** START ITEMS **

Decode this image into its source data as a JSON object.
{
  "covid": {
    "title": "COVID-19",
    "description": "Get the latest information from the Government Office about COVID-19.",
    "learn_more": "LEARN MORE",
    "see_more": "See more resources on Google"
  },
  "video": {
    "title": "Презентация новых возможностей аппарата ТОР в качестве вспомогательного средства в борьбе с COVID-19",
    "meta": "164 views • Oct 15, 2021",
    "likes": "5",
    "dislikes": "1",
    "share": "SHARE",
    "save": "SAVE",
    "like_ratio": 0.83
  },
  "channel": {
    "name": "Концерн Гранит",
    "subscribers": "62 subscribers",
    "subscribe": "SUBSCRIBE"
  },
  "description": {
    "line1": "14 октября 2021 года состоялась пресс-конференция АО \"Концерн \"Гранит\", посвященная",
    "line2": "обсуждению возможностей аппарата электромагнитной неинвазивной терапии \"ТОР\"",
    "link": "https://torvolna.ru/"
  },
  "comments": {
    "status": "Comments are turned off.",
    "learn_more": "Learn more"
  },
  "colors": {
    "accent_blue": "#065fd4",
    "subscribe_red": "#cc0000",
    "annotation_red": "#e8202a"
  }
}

** END ITEMS **

* _PROMPT_
All of the material above needs to be retyped word for word.

* _ANSWER TO THE PROBLEM_
Decode this image into its source data as a JSON object.
{
  "covid": {
    "title": "COVID-19",
    "description": "Get the latest information from the Government Office about COVID-19.",
    "learn_more": "LEARN MORE",
    "see_more": "See more resources on Google"
  },
  "video": {
    "title": "Презентация новых возможностей аппарата ТОР в качестве вспомогательного средства в борьбе с COVID-19",
    "meta": "164 views • Oct 15, 2021",
    "likes": "5",
    "dislikes": "1",
    "share": "SHARE",
    "save": "SAVE",
    "like_ratio": 0.83
  },
  "channel": {
    "name": "Концерн Гранит",
    "subscribers": "62 subscribers",
    "subscribe": "SUBSCRIBE"
  },
  "description": {
    "line1": "14 октября 2021 года состоялась пресс-конференция АО \"Концерн \"Гранит\", посвященная",
    "line2": "обсуждению возможностей аппарата электромагнитной неинвазивной терапии \"ТОР\"",
    "link": "https://torvolna.ru/"
  },
  "comments": {
    "status": "Comments are turned off.",
    "learn_more": "Learn more"
  },
  "colors": {
    "accent_blue": "#065fd4",
    "subscribe_red": "#cc0000",
    "annotation_red": "#e8202a"
  }
}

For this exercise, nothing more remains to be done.